** SET PROBLEM **
Copy every line of the records below where the word "upperbound" occurs.

** TASK DATA **

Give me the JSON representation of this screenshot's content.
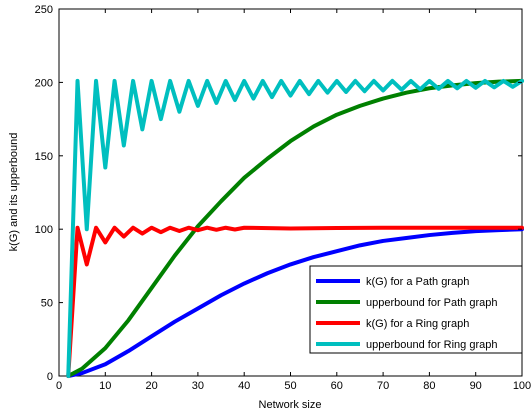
{
  "chart_data": {
    "type": "line",
    "title": "",
    "xlabel": "Network size",
    "ylabel": "k(G) and its upperbound",
    "xlim": [
      0,
      100
    ],
    "ylim": [
      0,
      250
    ],
    "xticks": [
      0,
      10,
      20,
      30,
      40,
      50,
      60,
      70,
      80,
      90,
      100
    ],
    "yticks": [
      0,
      50,
      100,
      150,
      200,
      250
    ],
    "grid": false,
    "legend_position": "bottom-right",
    "series": [
      {
        "name": "k(G) for a Path graph",
        "color": "#0000ff",
        "x": [
          2,
          5,
          10,
          15,
          20,
          25,
          30,
          35,
          40,
          45,
          50,
          55,
          60,
          65,
          70,
          75,
          80,
          85,
          90,
          95,
          100
        ],
        "y": [
          0,
          2,
          8,
          17,
          27,
          37,
          46,
          55,
          63,
          70,
          76,
          81,
          85,
          89,
          92,
          94,
          96,
          97.5,
          98.7,
          99.4,
          100
        ]
      },
      {
        "name": "upperbound for Path graph",
        "color": "#008000",
        "x": [
          2,
          5,
          10,
          15,
          20,
          25,
          30,
          35,
          40,
          45,
          50,
          55,
          60,
          65,
          70,
          75,
          80,
          85,
          90,
          95,
          100
        ],
        "y": [
          0,
          5,
          19,
          38,
          60,
          82,
          102,
          119,
          135,
          148,
          160,
          170,
          178,
          184,
          189,
          193,
          196,
          198,
          199.5,
          200.5,
          201
        ]
      },
      {
        "name": "k(G) for a Ring graph",
        "color": "#ff0000",
        "x": [
          2,
          4,
          6,
          8,
          10,
          12,
          14,
          16,
          18,
          20,
          22,
          24,
          26,
          28,
          30,
          32,
          34,
          36,
          38,
          40,
          50,
          60,
          70,
          80,
          90,
          100
        ],
        "y": [
          0,
          101,
          76,
          101,
          91,
          101,
          95,
          101,
          97,
          101,
          98,
          101,
          98.8,
          101,
          99.3,
          101,
          99.6,
          101,
          99.8,
          101,
          100.5,
          100.8,
          101,
          101,
          101,
          101
        ]
      },
      {
        "name": "upperbound for Ring graph",
        "color": "#00bfbf",
        "x": [
          2,
          4,
          6,
          8,
          10,
          12,
          14,
          16,
          18,
          20,
          22,
          24,
          26,
          28,
          30,
          32,
          34,
          36,
          38,
          40,
          42,
          44,
          46,
          48,
          50,
          52,
          54,
          56,
          58,
          60,
          62,
          64,
          66,
          68,
          70,
          72,
          74,
          76,
          78,
          80,
          82,
          84,
          86,
          88,
          90,
          92,
          94,
          96,
          98,
          100
        ],
        "y": [
          0,
          201,
          100,
          201,
          142,
          201,
          157,
          201,
          168,
          201,
          175,
          201,
          180,
          201,
          184,
          201,
          186,
          201,
          188,
          201,
          189,
          201,
          190,
          201,
          191,
          201,
          192,
          201,
          193,
          201,
          193.5,
          201,
          194,
          201,
          194.5,
          201,
          195,
          201,
          195.3,
          201,
          195.6,
          201,
          196,
          201,
          196.3,
          201,
          196.6,
          201,
          197,
          201
        ]
      }
    ]
  }
}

** SOLUTION FOR THIS PROBLEM **
    "ylabel": "k(G) and its upperbound",
        "name": "upperbound for Path graph",
        "name": "upperbound for Ring graph",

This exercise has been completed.